What to work on: In the material below, find each line holding the string "favicon" and copy it.

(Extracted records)
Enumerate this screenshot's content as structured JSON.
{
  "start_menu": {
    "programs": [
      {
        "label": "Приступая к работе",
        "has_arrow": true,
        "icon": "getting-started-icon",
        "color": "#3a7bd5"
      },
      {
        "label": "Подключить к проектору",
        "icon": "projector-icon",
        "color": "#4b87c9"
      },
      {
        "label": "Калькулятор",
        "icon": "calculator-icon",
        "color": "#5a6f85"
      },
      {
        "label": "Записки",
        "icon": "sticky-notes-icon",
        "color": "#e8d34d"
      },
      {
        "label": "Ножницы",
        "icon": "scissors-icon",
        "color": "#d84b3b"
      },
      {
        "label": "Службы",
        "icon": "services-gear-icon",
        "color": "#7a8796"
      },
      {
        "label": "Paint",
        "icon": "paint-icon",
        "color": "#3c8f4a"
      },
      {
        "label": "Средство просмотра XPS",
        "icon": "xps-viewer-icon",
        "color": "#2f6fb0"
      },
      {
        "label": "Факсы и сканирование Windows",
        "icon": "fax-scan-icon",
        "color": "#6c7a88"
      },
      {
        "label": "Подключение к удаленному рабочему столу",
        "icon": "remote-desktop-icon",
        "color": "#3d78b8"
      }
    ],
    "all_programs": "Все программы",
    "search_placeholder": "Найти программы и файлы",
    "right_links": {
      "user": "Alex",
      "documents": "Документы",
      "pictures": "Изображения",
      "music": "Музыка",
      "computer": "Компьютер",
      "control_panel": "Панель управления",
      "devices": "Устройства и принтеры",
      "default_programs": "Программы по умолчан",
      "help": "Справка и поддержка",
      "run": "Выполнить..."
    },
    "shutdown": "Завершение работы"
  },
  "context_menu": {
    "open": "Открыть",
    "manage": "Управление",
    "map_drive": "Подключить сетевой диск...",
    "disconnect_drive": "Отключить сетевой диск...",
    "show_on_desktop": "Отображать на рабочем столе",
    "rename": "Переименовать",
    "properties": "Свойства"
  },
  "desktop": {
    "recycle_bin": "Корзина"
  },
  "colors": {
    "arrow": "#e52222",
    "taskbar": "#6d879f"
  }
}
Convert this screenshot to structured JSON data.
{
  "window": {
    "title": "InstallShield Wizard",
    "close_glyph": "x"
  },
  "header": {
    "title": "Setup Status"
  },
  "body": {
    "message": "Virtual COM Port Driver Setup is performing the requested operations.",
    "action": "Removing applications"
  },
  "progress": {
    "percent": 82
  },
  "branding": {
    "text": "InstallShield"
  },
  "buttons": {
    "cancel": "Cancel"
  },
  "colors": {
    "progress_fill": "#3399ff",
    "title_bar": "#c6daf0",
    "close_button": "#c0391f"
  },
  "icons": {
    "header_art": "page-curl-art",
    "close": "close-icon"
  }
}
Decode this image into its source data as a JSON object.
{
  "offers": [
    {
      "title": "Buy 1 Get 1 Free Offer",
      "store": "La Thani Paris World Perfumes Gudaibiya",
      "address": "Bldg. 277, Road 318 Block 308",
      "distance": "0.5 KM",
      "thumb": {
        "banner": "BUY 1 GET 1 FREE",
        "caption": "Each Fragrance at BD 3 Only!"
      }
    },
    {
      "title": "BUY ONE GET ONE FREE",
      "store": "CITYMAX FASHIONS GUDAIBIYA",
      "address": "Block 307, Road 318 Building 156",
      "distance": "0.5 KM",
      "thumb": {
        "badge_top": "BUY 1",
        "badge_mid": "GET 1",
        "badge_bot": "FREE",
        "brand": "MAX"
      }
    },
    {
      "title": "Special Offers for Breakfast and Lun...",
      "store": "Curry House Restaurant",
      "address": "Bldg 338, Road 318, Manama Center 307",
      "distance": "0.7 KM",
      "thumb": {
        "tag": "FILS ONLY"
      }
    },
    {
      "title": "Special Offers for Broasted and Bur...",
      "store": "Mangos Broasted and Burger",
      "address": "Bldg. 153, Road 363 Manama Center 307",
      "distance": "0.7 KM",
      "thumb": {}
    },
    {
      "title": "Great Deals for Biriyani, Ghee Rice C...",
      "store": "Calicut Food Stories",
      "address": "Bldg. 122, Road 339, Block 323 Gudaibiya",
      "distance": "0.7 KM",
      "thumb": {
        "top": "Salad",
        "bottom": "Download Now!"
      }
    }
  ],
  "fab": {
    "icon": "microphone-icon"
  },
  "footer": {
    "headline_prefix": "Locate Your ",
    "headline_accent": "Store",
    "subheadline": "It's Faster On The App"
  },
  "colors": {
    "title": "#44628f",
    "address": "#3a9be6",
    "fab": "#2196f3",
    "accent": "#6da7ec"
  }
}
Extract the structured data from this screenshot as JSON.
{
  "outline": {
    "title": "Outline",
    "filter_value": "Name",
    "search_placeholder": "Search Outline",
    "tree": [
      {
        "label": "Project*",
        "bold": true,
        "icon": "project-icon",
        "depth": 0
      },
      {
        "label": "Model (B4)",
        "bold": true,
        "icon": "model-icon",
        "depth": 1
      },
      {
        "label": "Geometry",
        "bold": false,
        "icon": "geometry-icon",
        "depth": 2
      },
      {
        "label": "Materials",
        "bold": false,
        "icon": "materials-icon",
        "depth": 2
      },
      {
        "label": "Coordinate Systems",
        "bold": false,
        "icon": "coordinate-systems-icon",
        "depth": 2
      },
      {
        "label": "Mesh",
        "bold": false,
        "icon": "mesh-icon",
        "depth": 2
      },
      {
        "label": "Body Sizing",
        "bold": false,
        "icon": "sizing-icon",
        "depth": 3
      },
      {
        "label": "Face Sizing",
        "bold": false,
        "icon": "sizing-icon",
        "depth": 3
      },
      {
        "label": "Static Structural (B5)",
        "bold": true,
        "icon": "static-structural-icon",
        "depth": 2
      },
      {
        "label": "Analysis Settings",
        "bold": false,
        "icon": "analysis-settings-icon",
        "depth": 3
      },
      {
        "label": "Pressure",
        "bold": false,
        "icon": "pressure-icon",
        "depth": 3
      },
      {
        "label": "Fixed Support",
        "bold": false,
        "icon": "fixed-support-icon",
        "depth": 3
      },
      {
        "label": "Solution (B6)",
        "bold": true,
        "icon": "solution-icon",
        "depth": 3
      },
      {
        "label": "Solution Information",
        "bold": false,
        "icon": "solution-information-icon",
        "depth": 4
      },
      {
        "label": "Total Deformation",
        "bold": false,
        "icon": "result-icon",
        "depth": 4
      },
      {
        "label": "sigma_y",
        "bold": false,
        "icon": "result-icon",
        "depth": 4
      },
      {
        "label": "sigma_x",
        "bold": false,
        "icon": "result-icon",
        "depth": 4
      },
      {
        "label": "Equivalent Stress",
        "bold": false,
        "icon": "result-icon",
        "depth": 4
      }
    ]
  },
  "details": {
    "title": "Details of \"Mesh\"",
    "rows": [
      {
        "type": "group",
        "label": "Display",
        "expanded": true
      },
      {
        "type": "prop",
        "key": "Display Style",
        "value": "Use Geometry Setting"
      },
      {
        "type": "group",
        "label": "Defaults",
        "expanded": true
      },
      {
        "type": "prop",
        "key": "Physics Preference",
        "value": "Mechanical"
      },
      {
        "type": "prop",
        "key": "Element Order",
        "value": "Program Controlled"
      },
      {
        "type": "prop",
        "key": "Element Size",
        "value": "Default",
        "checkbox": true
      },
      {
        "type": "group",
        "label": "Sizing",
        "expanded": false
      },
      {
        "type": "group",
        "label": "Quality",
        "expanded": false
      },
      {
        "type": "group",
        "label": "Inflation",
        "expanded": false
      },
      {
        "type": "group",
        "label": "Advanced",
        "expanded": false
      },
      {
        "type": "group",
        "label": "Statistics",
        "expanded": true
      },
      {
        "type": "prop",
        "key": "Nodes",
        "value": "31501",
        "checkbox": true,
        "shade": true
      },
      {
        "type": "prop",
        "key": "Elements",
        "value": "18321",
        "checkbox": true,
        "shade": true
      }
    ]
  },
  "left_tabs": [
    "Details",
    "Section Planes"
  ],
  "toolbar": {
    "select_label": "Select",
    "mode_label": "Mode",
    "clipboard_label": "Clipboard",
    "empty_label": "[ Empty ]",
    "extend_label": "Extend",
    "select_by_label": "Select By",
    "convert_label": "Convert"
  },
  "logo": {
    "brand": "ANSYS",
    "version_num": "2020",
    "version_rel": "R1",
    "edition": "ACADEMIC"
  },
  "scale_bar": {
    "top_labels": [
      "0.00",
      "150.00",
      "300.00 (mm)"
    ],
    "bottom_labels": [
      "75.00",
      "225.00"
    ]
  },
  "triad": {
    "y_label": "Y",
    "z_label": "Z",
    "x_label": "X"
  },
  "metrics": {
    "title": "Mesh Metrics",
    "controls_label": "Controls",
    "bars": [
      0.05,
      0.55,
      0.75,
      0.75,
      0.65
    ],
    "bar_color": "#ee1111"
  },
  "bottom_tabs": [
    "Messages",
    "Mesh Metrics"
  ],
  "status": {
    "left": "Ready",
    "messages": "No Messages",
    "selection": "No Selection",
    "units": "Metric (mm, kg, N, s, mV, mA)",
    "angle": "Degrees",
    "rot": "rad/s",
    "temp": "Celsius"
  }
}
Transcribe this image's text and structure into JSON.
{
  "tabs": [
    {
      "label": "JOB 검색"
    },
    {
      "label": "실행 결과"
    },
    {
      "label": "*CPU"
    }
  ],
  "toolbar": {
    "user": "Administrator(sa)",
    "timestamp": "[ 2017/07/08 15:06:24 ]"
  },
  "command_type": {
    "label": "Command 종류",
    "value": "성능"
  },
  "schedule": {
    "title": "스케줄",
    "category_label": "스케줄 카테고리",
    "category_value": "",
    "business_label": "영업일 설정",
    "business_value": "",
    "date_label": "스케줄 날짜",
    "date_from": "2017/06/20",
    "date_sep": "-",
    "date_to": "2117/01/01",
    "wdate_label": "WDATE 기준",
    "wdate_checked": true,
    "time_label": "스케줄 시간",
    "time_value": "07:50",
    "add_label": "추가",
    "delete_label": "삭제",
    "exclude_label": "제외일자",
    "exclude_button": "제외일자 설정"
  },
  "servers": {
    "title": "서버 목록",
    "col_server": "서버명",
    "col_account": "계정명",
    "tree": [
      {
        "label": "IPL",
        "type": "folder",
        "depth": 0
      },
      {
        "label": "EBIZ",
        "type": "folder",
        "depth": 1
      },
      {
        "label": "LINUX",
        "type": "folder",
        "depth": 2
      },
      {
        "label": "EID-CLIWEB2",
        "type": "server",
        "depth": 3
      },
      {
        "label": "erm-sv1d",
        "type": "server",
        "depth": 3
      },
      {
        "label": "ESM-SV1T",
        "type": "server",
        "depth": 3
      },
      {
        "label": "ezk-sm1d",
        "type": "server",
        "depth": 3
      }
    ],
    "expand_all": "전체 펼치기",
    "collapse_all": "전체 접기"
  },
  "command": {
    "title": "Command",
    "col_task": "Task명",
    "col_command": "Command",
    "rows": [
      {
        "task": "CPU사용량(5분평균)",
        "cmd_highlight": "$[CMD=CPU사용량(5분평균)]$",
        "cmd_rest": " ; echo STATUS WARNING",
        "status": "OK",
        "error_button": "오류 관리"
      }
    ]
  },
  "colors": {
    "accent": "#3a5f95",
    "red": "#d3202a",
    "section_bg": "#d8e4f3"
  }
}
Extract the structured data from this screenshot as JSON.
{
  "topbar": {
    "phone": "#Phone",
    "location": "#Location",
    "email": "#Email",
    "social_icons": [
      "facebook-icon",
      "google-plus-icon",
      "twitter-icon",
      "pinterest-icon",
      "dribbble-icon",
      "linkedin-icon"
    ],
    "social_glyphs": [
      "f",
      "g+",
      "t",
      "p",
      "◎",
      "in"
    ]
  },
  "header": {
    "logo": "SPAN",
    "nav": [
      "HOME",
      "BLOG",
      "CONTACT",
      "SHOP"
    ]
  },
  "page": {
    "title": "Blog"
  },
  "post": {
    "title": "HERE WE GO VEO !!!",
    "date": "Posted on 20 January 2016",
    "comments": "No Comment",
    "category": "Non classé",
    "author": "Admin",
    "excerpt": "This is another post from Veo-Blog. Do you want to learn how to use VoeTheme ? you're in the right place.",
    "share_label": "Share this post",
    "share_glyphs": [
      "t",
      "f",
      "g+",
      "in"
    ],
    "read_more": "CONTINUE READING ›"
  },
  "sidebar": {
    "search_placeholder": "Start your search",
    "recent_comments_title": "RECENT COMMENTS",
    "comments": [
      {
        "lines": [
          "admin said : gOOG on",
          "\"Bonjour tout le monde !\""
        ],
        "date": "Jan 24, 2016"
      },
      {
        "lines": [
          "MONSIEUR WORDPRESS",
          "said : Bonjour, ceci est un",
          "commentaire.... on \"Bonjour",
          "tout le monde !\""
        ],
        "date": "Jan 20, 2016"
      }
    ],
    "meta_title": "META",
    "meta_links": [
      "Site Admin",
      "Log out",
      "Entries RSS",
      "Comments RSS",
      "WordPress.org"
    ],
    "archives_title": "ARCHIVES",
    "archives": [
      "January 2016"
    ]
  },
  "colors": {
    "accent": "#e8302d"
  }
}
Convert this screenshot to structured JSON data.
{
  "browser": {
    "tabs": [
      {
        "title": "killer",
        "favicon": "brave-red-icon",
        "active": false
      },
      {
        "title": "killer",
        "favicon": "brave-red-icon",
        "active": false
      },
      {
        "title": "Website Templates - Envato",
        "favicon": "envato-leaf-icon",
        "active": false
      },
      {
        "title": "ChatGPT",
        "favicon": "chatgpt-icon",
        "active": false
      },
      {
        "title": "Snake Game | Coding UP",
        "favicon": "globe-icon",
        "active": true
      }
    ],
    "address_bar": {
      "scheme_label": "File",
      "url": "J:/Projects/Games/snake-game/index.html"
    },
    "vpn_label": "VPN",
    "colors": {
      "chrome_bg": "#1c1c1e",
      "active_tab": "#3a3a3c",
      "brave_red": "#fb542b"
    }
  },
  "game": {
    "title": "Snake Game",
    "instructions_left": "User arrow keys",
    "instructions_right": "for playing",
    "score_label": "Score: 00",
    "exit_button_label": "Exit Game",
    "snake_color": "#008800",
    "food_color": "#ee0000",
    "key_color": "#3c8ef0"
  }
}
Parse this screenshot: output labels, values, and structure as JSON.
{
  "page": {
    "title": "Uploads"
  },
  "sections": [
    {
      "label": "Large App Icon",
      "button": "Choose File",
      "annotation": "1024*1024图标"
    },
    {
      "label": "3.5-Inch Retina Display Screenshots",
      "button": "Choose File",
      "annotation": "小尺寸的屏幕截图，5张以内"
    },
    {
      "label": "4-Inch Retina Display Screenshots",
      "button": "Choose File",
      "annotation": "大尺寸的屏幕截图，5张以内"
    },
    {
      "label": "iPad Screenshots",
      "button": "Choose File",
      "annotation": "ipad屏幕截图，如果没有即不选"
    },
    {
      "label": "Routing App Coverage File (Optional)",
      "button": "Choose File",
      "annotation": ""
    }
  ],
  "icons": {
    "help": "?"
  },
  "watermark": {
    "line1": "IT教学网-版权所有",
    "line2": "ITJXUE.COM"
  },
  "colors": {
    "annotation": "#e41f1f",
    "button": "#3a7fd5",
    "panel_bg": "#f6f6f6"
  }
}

Result:
        "favicon": "brave-red-icon",
        "favicon": "brave-red-icon",
        "favicon": "envato-leaf-icon",
        "favicon": "chatgpt-icon",
        "favicon": "globe-icon",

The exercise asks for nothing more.